WHAT NEEDS TO BE DONE |
The records that follow should be retyped word for word.

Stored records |
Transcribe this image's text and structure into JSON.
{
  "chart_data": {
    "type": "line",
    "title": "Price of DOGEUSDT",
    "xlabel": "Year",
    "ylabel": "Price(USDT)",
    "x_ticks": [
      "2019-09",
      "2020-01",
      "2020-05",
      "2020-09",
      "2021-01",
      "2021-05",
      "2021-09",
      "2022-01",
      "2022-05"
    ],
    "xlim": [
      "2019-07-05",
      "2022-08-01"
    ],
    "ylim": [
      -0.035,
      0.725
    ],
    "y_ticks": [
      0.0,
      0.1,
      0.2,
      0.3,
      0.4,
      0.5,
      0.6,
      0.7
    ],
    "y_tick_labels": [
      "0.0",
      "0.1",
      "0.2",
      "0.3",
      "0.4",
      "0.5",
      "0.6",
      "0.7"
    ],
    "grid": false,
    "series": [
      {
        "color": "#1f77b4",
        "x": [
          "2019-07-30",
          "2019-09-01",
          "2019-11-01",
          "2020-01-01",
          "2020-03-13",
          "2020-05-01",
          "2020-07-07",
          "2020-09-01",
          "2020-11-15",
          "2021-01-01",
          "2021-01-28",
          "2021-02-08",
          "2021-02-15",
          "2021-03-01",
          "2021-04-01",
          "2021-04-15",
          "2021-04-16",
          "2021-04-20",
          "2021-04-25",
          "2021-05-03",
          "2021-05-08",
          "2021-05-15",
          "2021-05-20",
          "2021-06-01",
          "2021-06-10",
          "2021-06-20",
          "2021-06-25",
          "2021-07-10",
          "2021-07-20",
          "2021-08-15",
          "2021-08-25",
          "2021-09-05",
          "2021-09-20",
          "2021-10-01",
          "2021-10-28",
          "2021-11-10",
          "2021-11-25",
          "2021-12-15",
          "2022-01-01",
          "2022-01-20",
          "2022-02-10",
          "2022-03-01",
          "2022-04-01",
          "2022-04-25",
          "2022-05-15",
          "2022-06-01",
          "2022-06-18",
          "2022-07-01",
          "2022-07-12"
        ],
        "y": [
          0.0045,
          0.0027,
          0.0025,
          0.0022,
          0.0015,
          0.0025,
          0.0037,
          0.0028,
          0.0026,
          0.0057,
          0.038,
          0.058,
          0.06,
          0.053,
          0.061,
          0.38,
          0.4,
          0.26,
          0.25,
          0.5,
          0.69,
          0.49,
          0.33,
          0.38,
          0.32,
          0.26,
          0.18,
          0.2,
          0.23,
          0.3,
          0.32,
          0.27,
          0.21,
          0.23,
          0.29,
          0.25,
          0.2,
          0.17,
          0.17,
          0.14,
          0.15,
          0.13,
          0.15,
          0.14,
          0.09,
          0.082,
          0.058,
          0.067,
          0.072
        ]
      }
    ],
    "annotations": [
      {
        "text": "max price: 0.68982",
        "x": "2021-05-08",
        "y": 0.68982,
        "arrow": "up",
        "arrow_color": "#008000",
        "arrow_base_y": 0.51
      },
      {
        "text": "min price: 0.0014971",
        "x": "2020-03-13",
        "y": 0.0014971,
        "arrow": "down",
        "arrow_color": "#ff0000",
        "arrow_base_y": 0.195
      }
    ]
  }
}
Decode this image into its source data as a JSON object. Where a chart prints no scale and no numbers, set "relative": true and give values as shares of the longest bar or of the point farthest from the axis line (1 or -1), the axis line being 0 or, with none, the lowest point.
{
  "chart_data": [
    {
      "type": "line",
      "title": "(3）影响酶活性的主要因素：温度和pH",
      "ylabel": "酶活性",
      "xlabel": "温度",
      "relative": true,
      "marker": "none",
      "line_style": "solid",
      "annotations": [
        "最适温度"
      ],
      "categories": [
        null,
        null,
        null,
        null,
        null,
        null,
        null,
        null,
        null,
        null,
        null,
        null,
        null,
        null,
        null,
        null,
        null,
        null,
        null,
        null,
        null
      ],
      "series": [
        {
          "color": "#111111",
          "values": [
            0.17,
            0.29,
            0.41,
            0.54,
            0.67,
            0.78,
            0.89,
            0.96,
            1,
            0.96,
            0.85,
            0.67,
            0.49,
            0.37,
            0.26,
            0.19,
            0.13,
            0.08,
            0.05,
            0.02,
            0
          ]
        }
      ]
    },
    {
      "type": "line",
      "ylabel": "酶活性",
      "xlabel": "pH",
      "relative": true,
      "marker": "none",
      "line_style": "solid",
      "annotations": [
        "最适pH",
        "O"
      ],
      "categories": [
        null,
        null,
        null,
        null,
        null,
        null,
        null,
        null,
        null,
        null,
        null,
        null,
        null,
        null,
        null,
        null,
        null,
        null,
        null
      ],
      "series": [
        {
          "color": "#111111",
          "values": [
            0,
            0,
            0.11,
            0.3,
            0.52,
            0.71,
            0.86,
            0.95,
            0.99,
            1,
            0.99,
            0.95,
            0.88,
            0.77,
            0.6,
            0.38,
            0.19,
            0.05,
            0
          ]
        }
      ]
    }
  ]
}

EXERCISE RESULT |
Transcribe this image's text and structure into JSON.
{
  "chart_data": {
    "type": "line",
    "title": "Price of DOGEUSDT",
    "xlabel": "Year",
    "ylabel": "Price(USDT)",
    "x_ticks": [
      "2019-09",
      "2020-01",
      "2020-05",
      "2020-09",
      "2021-01",
      "2021-05",
      "2021-09",
      "2022-01",
      "2022-05"
    ],
    "xlim": [
      "2019-07-05",
      "2022-08-01"
    ],
    "ylim": [
      -0.035,
      0.725
    ],
    "y_ticks": [
      0.0,
      0.1,
      0.2,
      0.3,
      0.4,
      0.5,
      0.6,
      0.7
    ],
    "y_tick_labels": [
      "0.0",
      "0.1",
      "0.2",
      "0.3",
      "0.4",
      "0.5",
      "0.6",
      "0.7"
    ],
    "grid": false,
    "series": [
      {
        "color": "#1f77b4",
        "x": [
          "2019-07-30",
          "2019-09-01",
          "2019-11-01",
          "2020-01-01",
          "2020-03-13",
          "2020-05-01",
          "2020-07-07",
          "2020-09-01",
          "2020-11-15",
          "2021-01-01",
          "2021-01-28",
          "2021-02-08",
          "2021-02-15",
          "2021-03-01",
          "2021-04-01",
          "2021-04-15",
          "2021-04-16",
          "2021-04-20",
          "2021-04-25",
          "2021-05-03",
          "2021-05-08",
          "2021-05-15",
          "2021-05-20",
          "2021-06-01",
          "2021-06-10",
          "2021-06-20",
          "2021-06-25",
          "2021-07-10",
          "2021-07-20",
          "2021-08-15",
          "2021-08-25",
          "2021-09-05",
          "2021-09-20",
          "2021-10-01",
          "2021-10-28",
          "2021-11-10",
          "2021-11-25",
          "2021-12-15",
          "2022-01-01",
          "2022-01-20",
          "2022-02-10",
          "2022-03-01",
          "2022-04-01",
          "2022-04-25",
          "2022-05-15",
          "2022-06-01",
          "2022-06-18",
          "2022-07-01",
          "2022-07-12"
        ],
        "y": [
          0.0045,
          0.0027,
          0.0025,
          0.0022,
          0.0015,
          0.0025,
          0.0037,
          0.0028,
          0.0026,
          0.0057,
          0.038,
          0.058,
          0.06,
          0.053,
          0.061,
          0.38,
          0.4,
          0.26,
          0.25,
          0.5,
          0.69,
          0.49,
          0.33,
          0.38,
          0.32,
          0.26,
          0.18,
          0.2,
          0.23,
          0.3,
          0.32,
          0.27,
          0.21,
          0.23,
          0.29,
          0.25,
          0.2,
          0.17,
          0.17,
          0.14,
          0.15,
          0.13,
          0.15,
          0.14,
          0.09,
          0.082,
          0.058,
          0.067,
          0.072
        ]
      }
    ],
    "annotations": [
      {
        "text": "max price: 0.68982",
        "x": "2021-05-08",
        "y": 0.68982,
        "arrow": "up",
        "arrow_color": "#008000",
        "arrow_base_y": 0.51
      },
      {
        "text": "min price: 0.0014971",
        "x": "2020-03-13",
        "y": 0.0014971,
        "arrow": "down",
        "arrow_color": "#ff0000",
        "arrow_base_y": 0.195
      }
    ]
  }
}
Decode this image into its source data as a JSON object. Where a chart prints no scale and no numbers, set "relative": true and give values as shares of the longest bar or of the point farthest from the axis line (1 or -1), the axis line being 0 or, with none, the lowest point.
{
  "chart_data": [
    {
      "type": "line",
      "title": "(3）影响酶活性的主要因素：温度和pH",
      "ylabel": "酶活性",
      "xlabel": "温度",
      "relative": true,
      "marker": "none",
      "line_style": "solid",
      "annotations": [
        "最适温度"
      ],
      "categories": [
        null,
        null,
        null,
        null,
        null,
        null,
        null,
        null,
        null,
        null,
        null,
        null,
        null,
        null,
        null,
        null,
        null,
        null,
        null,
        null,
        null
      ],
      "series": [
        {
          "color": "#111111",
          "values": [
            0.17,
            0.29,
            0.41,
            0.54,
            0.67,
            0.78,
            0.89,
            0.96,
            1,
            0.96,
            0.85,
            0.67,
            0.49,
            0.37,
            0.26,
            0.19,
            0.13,
            0.08,
            0.05,
            0.02,
            0
          ]
        }
      ]
    },
    {
      "type": "line",
      "ylabel": "酶活性",
      "xlabel": "pH",
      "relative": true,
      "marker": "none",
      "line_style": "solid",
      "annotations": [
        "最适pH",
        "O"
      ],
      "categories": [
        null,
        null,
        null,
        null,
        null,
        null,
        null,
        null,
        null,
        null,
        null,
        null,
        null,
        null,
        null,
        null,
        null,
        null,
        null
      ],
      "series": [
        {
          "color": "#111111",
          "values": [
            0,
            0,
            0.11,
            0.3,
            0.52,
            0.71,
            0.86,
            0.95,
            0.99,
            1,
            0.99,
            0.95,
            0.88,
            0.77,
            0.6,
            0.38,
            0.19,
            0.05,
            0
          ]
        }
      ]
    }
  ]
}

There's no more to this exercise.